• _LISTED ENTRIES_:
== == ==
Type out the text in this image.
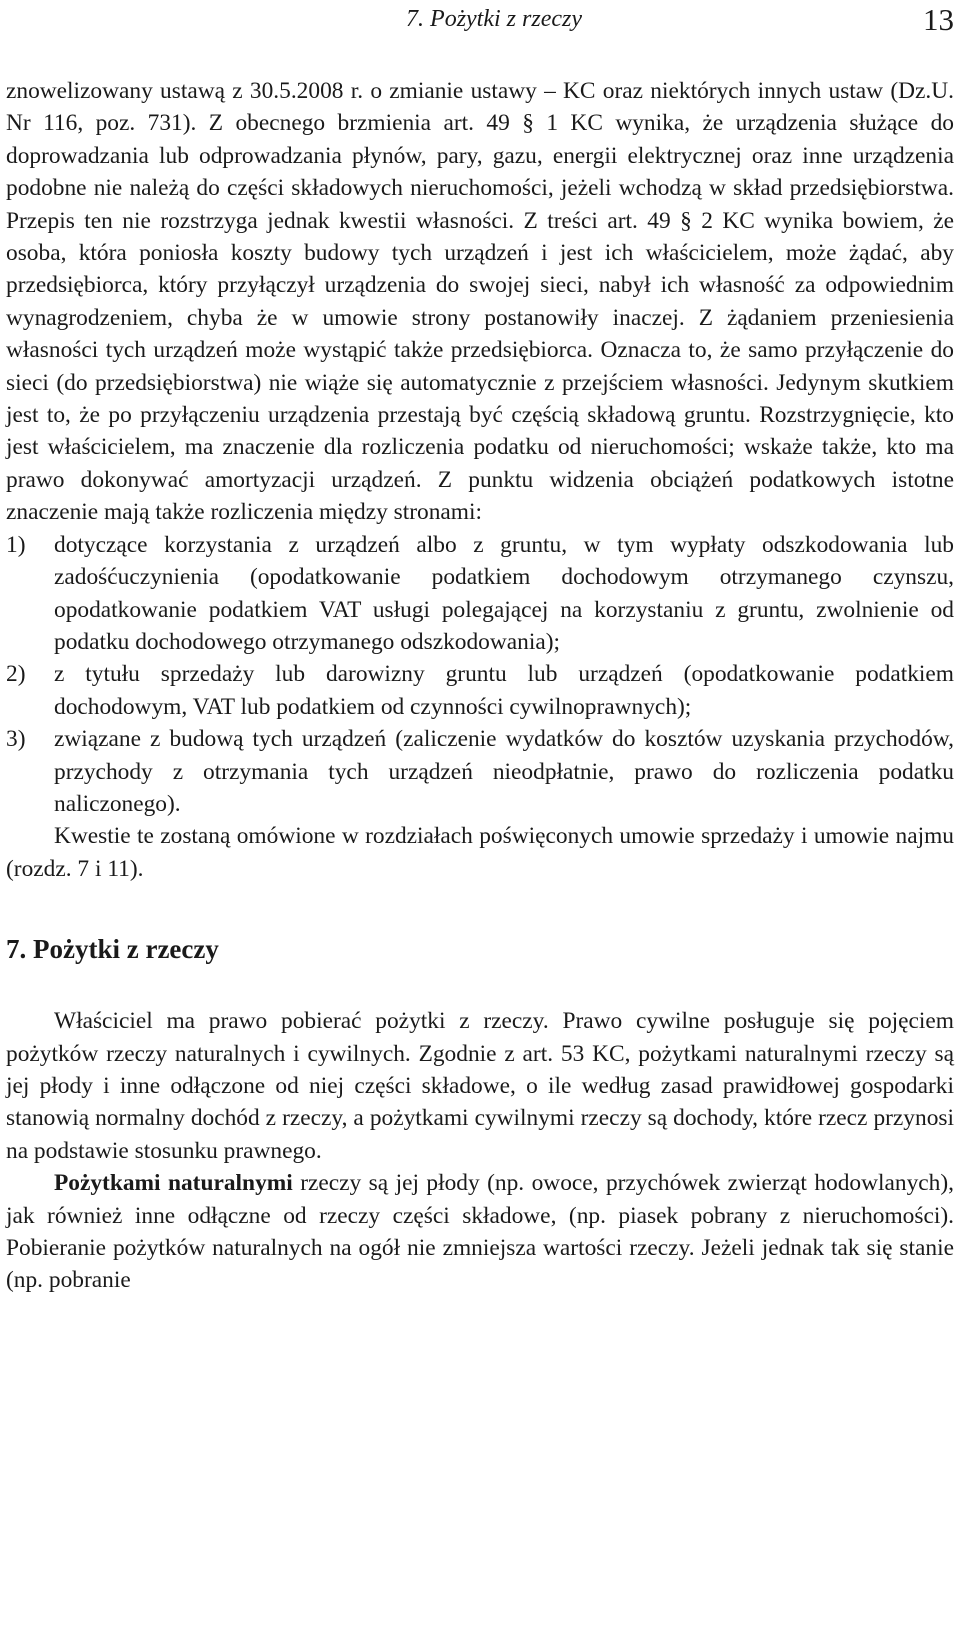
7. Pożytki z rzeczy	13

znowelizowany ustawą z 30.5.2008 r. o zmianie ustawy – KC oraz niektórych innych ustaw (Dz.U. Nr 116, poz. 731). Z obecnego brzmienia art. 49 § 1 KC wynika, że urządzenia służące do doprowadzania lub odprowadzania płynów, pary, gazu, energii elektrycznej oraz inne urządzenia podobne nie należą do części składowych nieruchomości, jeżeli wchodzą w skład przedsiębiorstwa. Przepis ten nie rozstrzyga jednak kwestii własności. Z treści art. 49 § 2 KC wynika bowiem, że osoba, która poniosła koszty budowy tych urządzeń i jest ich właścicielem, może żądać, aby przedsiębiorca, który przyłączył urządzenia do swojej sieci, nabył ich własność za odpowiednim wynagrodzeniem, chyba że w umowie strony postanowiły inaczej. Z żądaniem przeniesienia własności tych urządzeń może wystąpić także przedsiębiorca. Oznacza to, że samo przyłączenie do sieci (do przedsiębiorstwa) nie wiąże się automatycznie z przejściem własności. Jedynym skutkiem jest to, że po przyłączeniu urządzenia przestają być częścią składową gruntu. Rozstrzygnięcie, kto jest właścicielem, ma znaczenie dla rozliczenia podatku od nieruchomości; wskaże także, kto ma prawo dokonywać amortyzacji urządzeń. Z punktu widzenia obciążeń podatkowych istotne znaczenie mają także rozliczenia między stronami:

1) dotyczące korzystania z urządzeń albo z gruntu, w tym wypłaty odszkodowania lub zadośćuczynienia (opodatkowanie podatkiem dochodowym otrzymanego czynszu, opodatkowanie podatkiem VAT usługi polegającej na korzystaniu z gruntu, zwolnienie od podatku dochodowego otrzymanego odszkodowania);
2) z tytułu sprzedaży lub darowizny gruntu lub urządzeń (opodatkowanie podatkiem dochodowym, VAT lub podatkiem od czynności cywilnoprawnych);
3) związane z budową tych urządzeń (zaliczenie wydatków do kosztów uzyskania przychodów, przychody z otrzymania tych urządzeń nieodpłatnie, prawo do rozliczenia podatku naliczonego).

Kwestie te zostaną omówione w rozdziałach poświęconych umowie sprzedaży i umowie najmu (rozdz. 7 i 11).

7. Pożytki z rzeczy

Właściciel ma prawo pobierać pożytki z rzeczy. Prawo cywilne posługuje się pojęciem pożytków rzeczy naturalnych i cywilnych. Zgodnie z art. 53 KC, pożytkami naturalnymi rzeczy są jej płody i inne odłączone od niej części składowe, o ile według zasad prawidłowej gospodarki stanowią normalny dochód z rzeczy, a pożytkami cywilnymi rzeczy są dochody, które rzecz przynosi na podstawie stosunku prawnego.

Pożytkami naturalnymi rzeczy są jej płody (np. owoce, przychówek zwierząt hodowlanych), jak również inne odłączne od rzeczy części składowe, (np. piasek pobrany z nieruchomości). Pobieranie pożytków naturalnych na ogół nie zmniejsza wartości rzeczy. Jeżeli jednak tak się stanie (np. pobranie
== == ==
• _WRITTEN EXERCISE_: Print each record exactly as it stands, leaving the images out.

• _WORKED ANSWER_:
Type out the text in this image.
7. Pożytki z rzeczy	13

znowelizowany ustawą z 30.5.2008 r. o zmianie ustawy – KC oraz niektórych innych ustaw (Dz.U. Nr 116, poz. 731). Z obecnego brzmienia art. 49 § 1 KC wynika, że urządzenia służące do doprowadzania lub odprowadzania płynów, pary, gazu, energii elektrycznej oraz inne urządzenia podobne nie należą do części składowych nieruchomości, jeżeli wchodzą w skład przedsiębiorstwa. Przepis ten nie rozstrzyga jednak kwestii własności. Z treści art. 49 § 2 KC wynika bowiem, że osoba, która poniosła koszty budowy tych urządzeń i jest ich właścicielem, może żądać, aby przedsiębiorca, który przyłączył urządzenia do swojej sieci, nabył ich własność za odpowiednim wynagrodzeniem, chyba że w umowie strony postanowiły inaczej. Z żądaniem przeniesienia własności tych urządzeń może wystąpić także przedsiębiorca. Oznacza to, że samo przyłączenie do sieci (do przedsiębiorstwa) nie wiąże się automatycznie z przejściem własności. Jedynym skutkiem jest to, że po przyłączeniu urządzenia przestają być częścią składową gruntu. Rozstrzygnięcie, kto jest właścicielem, ma znaczenie dla rozliczenia podatku od nieruchomości; wskaże także, kto ma prawo dokonywać amortyzacji urządzeń. Z punktu widzenia obciążeń podatkowych istotne znaczenie mają także rozliczenia między stronami:

1) dotyczące korzystania z urządzeń albo z gruntu, w tym wypłaty odszkodowania lub zadośćuczynienia (opodatkowanie podatkiem dochodowym otrzymanego czynszu, opodatkowanie podatkiem VAT usługi polegającej na korzystaniu z gruntu, zwolnienie od podatku dochodowego otrzymanego odszkodowania);
2) z tytułu sprzedaży lub darowizny gruntu lub urządzeń (opodatkowanie podatkiem dochodowym, VAT lub podatkiem od czynności cywilnoprawnych);
3) związane z budową tych urządzeń (zaliczenie wydatków do kosztów uzyskania przychodów, przychody z otrzymania tych urządzeń nieodpłatnie, prawo do rozliczenia podatku naliczonego).

Kwestie te zostaną omówione w rozdziałach poświęconych umowie sprzedaży i umowie najmu (rozdz. 7 i 11).

7. Pożytki z rzeczy

Właściciel ma prawo pobierać pożytki z rzeczy. Prawo cywilne posługuje się pojęciem pożytków rzeczy naturalnych i cywilnych. Zgodnie z art. 53 KC, pożytkami naturalnymi rzeczy są jej płody i inne odłączone od niej części składowe, o ile według zasad prawidłowej gospodarki stanowią normalny dochód z rzeczy, a pożytkami cywilnymi rzeczy są dochody, które rzecz przynosi na podstawie stosunku prawnego.

Pożytkami naturalnymi rzeczy są jej płody (np. owoce, przychówek zwierząt hodowlanych), jak również inne odłączne od rzeczy części składowe, (np. piasek pobrany z nieruchomości). Pobieranie pożytków naturalnych na ogół nie zmniejsza wartości rzeczy. Jeżeli jednak tak się stanie (np. pobranie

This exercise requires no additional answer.